Given problem:
Search the records for "Tuning" and copy each line that holds it.

[Dataset entries]

┄┄┄┄┄┄┄┄┄┄┄┄┄┄┄┄┄┄┄┄

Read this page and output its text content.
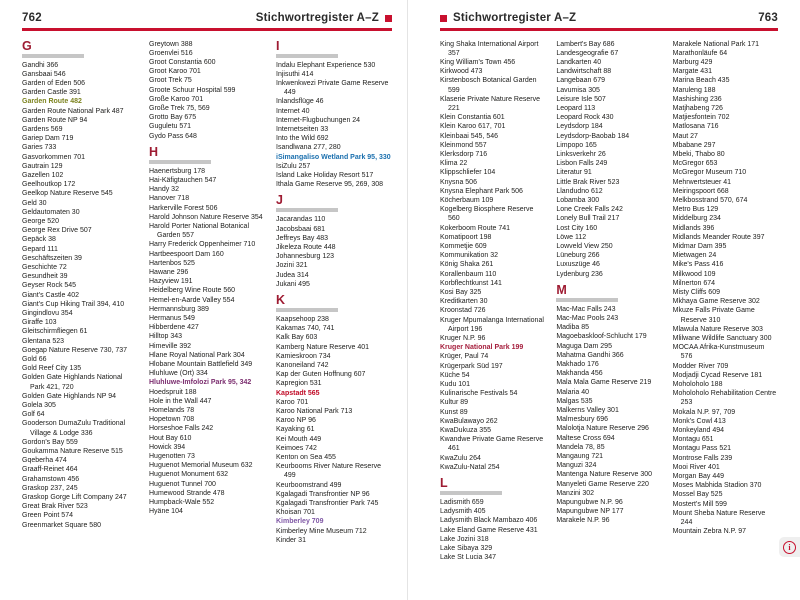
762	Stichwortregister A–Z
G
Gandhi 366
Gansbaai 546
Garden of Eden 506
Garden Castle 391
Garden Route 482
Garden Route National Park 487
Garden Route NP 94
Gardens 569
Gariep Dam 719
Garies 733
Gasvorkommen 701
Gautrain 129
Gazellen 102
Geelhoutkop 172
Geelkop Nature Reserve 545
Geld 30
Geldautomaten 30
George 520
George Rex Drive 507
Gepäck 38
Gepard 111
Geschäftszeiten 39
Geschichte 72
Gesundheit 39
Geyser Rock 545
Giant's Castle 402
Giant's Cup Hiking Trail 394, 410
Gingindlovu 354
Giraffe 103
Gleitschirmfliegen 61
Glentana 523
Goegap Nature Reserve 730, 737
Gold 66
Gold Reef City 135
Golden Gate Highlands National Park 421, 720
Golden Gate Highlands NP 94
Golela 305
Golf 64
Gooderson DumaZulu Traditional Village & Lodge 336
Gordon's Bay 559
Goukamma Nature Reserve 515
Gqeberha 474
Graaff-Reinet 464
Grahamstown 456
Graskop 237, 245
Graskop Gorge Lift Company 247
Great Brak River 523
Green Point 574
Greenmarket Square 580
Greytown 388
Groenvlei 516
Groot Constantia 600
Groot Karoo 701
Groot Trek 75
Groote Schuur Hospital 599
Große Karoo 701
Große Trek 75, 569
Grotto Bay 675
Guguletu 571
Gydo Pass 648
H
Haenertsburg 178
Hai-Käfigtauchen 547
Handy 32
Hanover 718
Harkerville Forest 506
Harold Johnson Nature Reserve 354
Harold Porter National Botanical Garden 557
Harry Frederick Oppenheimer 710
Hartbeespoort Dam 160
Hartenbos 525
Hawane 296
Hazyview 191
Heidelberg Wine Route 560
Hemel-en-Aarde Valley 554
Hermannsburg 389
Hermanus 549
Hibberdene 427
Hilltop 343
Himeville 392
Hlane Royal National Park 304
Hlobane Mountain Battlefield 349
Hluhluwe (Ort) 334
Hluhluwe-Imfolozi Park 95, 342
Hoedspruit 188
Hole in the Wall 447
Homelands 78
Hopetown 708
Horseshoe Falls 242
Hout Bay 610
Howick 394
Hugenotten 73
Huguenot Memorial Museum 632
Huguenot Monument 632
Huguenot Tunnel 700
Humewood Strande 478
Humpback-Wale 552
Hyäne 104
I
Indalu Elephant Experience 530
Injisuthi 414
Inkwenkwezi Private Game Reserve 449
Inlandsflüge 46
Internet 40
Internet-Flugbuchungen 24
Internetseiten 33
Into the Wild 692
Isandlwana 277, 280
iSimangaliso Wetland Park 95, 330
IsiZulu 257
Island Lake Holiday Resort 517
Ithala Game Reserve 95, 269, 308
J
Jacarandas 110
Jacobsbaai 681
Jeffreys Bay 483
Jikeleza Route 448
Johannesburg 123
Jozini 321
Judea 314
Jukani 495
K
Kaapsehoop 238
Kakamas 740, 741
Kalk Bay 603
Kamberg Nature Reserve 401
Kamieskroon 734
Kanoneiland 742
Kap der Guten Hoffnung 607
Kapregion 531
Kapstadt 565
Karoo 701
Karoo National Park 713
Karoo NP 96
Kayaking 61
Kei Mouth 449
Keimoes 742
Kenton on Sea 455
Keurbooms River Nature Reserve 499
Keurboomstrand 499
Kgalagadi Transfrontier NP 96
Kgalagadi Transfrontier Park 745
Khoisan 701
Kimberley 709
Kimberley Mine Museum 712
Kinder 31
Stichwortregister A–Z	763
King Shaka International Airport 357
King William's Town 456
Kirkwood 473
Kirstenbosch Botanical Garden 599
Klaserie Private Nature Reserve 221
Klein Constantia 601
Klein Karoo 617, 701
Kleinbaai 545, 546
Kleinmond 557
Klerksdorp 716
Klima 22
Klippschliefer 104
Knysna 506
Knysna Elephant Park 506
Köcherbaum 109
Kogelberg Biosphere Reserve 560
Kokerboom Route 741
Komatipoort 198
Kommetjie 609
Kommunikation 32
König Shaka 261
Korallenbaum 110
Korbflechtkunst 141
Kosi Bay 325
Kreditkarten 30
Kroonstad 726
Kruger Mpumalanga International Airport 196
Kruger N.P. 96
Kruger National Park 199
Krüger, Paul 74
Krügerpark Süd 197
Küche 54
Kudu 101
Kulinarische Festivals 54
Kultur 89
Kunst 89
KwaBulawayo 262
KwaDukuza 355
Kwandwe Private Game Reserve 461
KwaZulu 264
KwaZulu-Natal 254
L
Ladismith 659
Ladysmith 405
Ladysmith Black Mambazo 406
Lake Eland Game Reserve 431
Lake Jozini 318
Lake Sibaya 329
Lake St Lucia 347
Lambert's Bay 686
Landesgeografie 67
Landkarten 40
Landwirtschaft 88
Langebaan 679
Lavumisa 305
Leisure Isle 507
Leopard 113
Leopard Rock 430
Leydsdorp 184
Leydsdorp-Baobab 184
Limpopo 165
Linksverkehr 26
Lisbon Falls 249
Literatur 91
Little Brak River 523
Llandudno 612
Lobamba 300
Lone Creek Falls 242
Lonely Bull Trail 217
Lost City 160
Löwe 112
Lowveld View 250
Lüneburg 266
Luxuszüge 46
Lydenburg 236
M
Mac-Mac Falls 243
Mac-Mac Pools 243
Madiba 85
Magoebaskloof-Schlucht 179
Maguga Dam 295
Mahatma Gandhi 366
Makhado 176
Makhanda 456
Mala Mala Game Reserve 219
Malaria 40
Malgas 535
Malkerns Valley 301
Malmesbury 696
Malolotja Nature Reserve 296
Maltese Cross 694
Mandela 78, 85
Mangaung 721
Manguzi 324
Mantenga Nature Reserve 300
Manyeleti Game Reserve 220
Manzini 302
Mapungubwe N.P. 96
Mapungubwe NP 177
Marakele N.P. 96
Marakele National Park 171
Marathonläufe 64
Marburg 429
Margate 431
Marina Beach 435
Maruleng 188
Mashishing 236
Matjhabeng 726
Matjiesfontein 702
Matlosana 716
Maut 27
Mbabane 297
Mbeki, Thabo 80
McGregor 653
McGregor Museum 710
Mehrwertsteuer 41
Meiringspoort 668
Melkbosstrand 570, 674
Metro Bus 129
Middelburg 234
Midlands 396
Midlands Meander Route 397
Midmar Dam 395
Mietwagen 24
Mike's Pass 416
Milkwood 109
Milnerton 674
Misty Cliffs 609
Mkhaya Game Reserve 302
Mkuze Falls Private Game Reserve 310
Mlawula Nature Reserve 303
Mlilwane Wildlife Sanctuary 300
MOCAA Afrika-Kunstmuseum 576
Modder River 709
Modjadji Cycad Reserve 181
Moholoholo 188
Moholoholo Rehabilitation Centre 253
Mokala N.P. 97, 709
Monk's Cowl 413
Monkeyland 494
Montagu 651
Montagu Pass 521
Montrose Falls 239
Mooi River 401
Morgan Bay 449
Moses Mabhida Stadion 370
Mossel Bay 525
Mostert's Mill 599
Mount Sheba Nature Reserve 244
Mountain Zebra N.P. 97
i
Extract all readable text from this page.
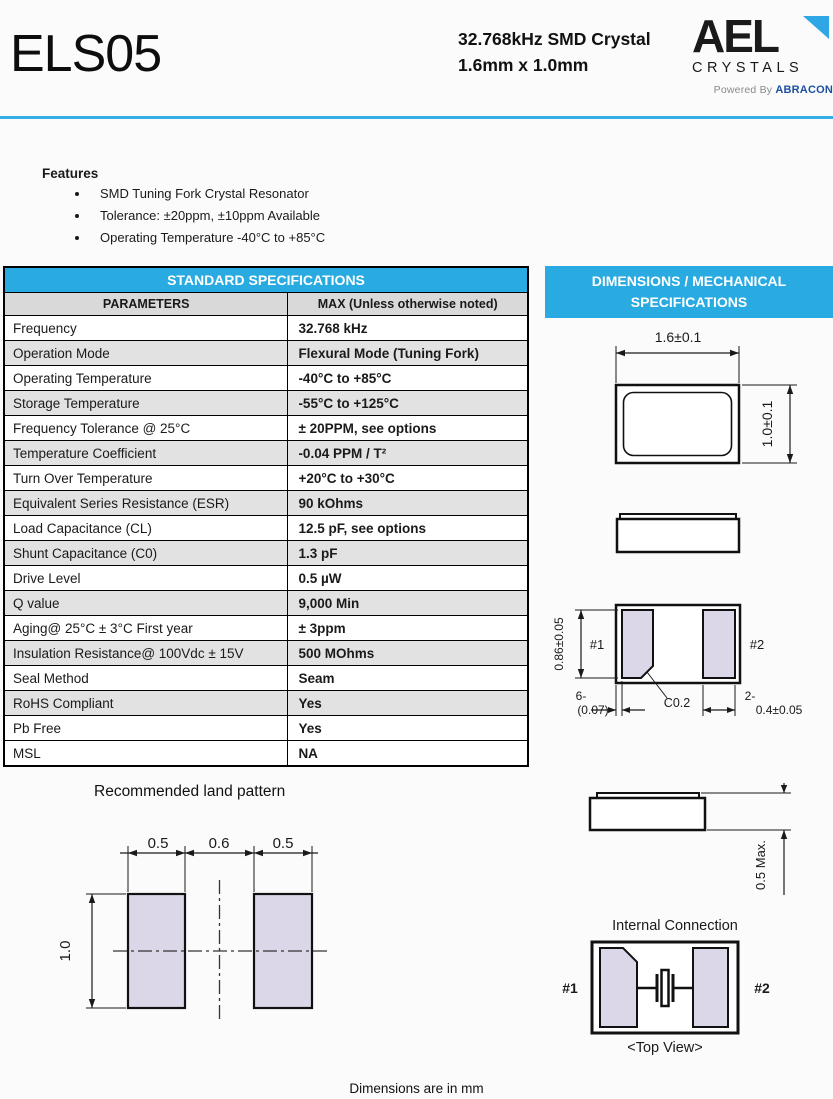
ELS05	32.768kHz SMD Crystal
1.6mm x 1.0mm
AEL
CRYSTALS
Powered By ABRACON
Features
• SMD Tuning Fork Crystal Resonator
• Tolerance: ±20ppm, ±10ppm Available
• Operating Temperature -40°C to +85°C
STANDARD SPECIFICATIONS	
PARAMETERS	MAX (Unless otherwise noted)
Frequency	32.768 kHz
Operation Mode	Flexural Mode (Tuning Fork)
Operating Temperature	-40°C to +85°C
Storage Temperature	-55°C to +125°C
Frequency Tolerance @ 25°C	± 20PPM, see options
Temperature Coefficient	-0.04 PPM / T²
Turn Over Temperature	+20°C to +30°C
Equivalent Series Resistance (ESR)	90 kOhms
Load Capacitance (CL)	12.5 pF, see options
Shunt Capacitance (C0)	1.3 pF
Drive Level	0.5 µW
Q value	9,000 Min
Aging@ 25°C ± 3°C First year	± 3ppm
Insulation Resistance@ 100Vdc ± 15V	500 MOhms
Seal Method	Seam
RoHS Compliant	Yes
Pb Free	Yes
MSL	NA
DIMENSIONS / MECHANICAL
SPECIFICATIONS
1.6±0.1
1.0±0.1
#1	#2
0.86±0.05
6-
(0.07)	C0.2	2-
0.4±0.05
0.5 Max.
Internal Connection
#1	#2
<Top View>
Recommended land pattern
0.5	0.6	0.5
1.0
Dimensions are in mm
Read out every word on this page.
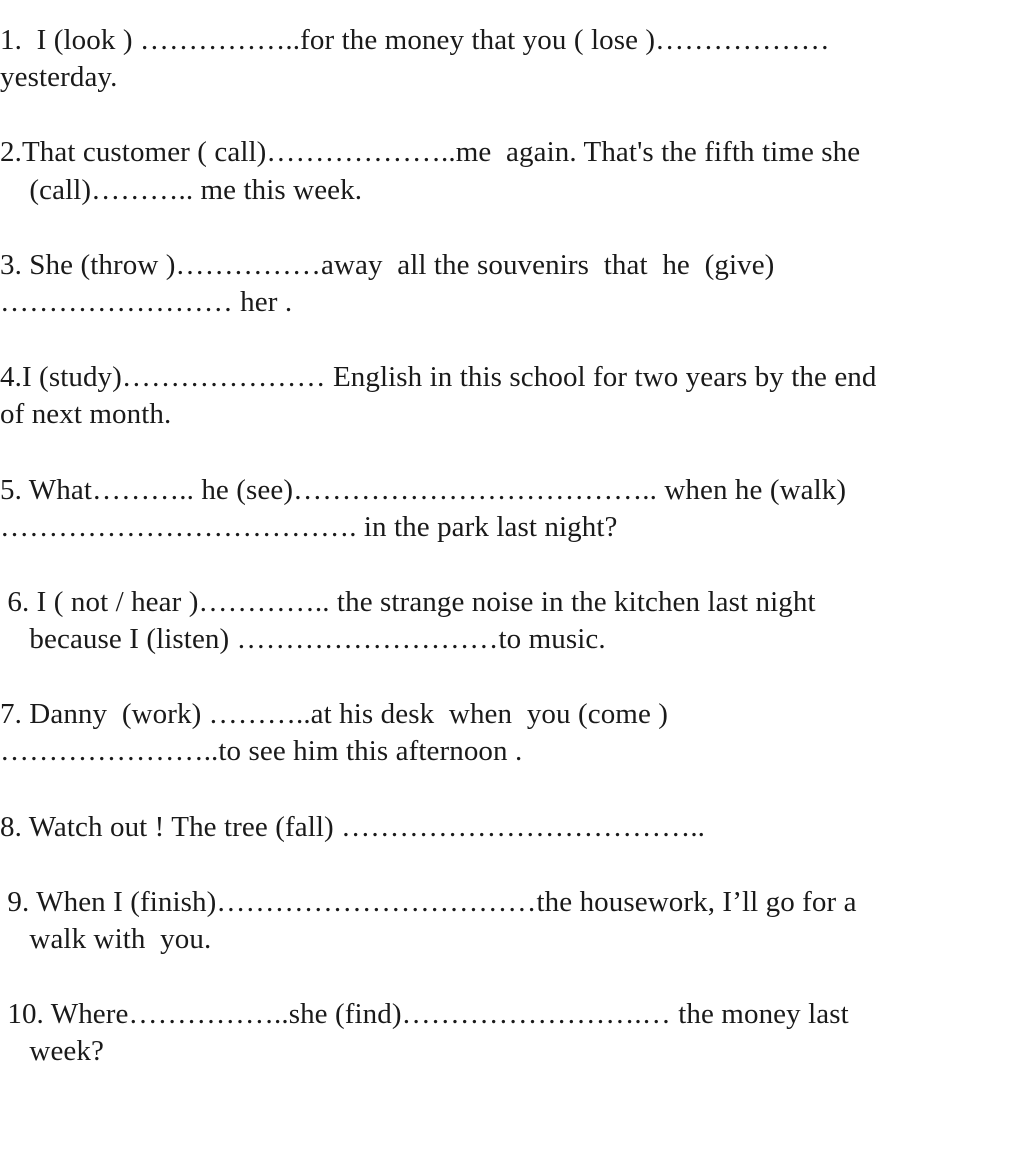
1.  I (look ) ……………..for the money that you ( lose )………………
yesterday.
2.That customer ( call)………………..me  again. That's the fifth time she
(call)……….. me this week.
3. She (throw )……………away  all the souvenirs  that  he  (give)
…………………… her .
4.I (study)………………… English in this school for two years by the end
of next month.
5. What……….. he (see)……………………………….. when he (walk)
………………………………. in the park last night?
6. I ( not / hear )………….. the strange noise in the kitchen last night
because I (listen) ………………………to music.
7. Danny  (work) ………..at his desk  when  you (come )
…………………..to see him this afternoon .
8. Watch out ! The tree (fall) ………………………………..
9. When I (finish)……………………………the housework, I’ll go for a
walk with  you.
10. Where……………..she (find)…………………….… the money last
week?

┄┄┄┄┄┄┄┄┄┄┄┄┄┄┄┄┄┄┄┄

The answer:
• SMD Tuning Fork Crystal Resonator
Operation Mode	Flexural Mode (Tuning Fork)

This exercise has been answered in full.